== Problem ==
Word for word, set down the records and skip each picture.

== Record list ==

— begin —

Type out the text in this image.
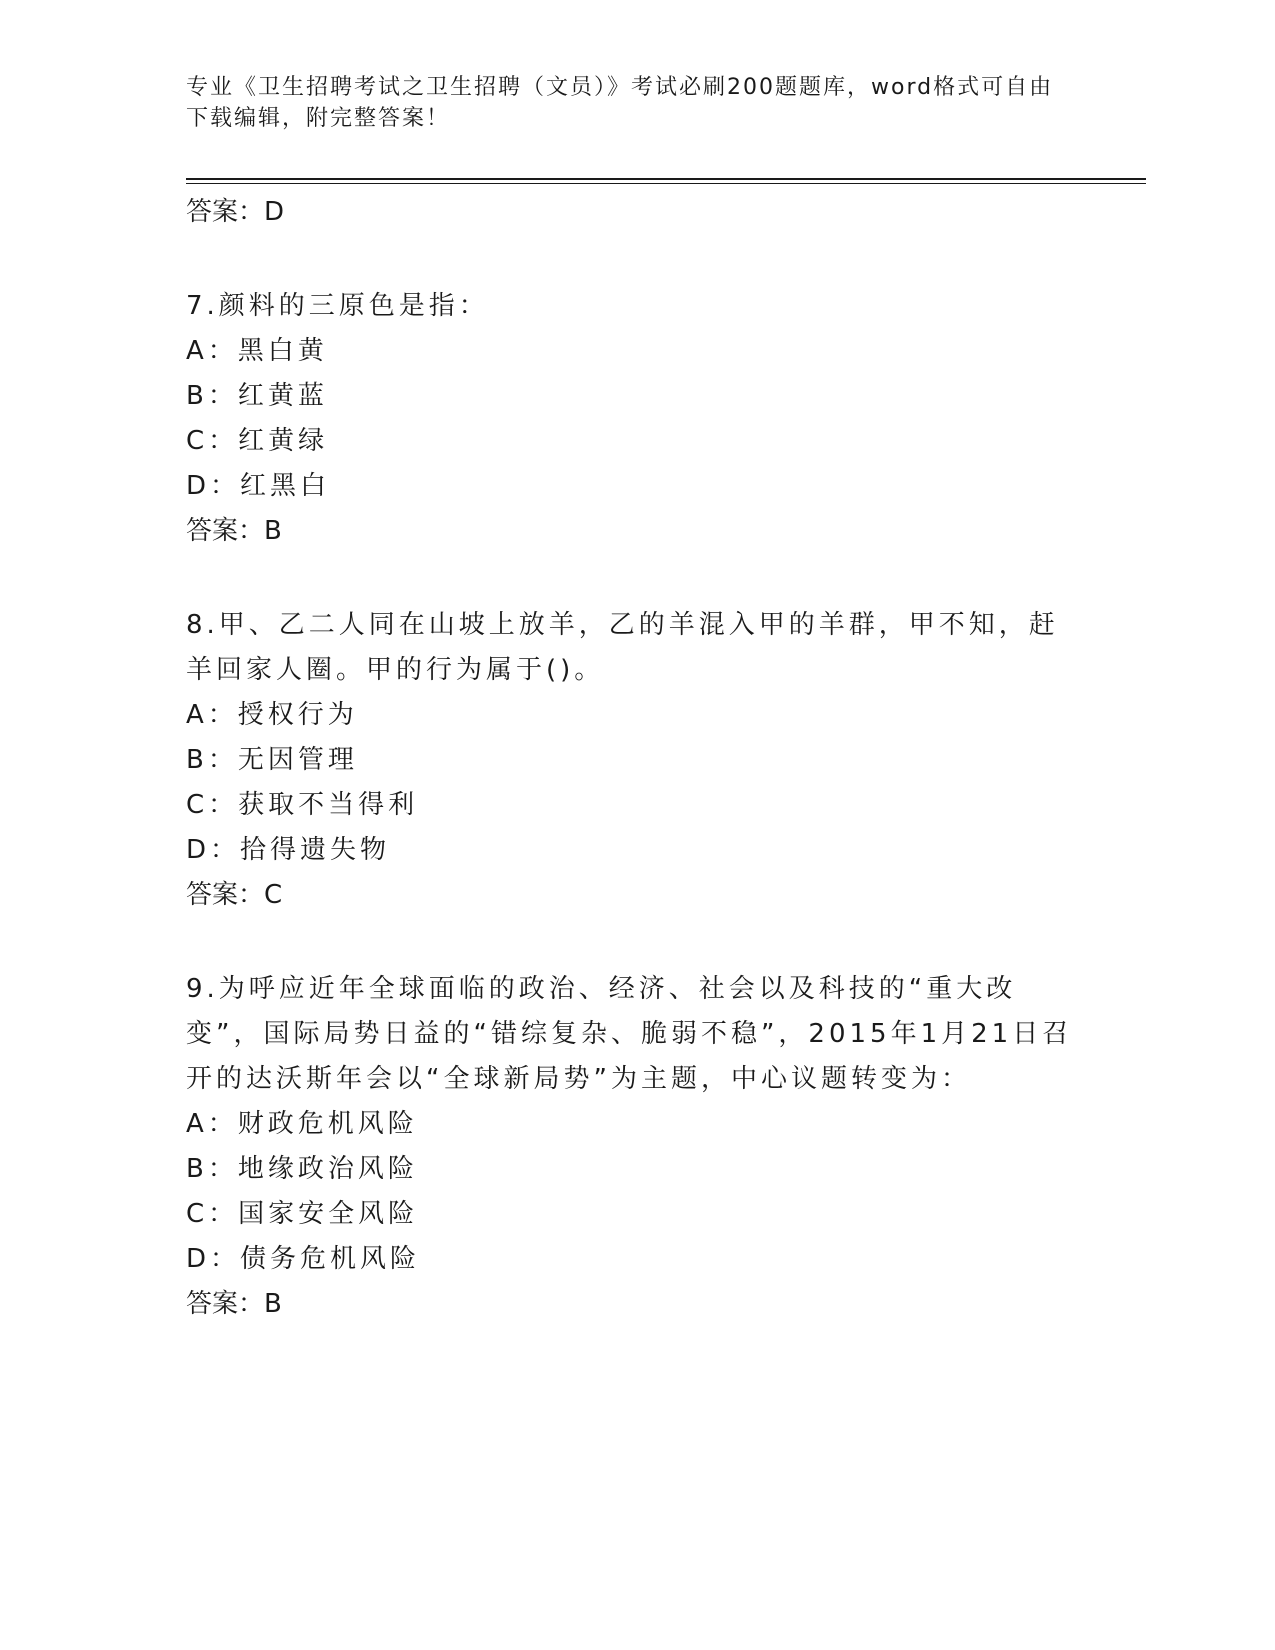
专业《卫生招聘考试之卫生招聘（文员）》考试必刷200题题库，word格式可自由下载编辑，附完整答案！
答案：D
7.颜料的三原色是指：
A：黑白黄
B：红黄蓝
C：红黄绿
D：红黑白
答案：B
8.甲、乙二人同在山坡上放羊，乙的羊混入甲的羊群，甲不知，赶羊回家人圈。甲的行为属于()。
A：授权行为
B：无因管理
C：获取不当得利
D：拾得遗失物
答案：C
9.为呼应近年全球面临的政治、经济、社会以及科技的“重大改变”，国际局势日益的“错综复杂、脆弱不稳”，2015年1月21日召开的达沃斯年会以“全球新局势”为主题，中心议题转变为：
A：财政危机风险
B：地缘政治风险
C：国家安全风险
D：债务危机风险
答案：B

— end —

== Result of this exercise ==
Type out the text in this image.
专业《卫生招聘考试之卫生招聘（文员）》考试必刷200题题库，word格式可自由下载编辑，附完整答案！
答案：D
7.颜料的三原色是指：
A：黑白黄
B：红黄蓝
C：红黄绿
D：红黑白
答案：B
8.甲、乙二人同在山坡上放羊，乙的羊混入甲的羊群，甲不知，赶羊回家人圈。甲的行为属于()。
A：授权行为
B：无因管理
C：获取不当得利
D：拾得遗失物
答案：C
9.为呼应近年全球面临的政治、经济、社会以及科技的“重大改变”，国际局势日益的“错综复杂、脆弱不稳”，2015年1月21日召开的达沃斯年会以“全球新局势”为主题，中心议题转变为：
A：财政危机风险
B：地缘政治风险
C：国家安全风险
D：债务危机风险
答案：B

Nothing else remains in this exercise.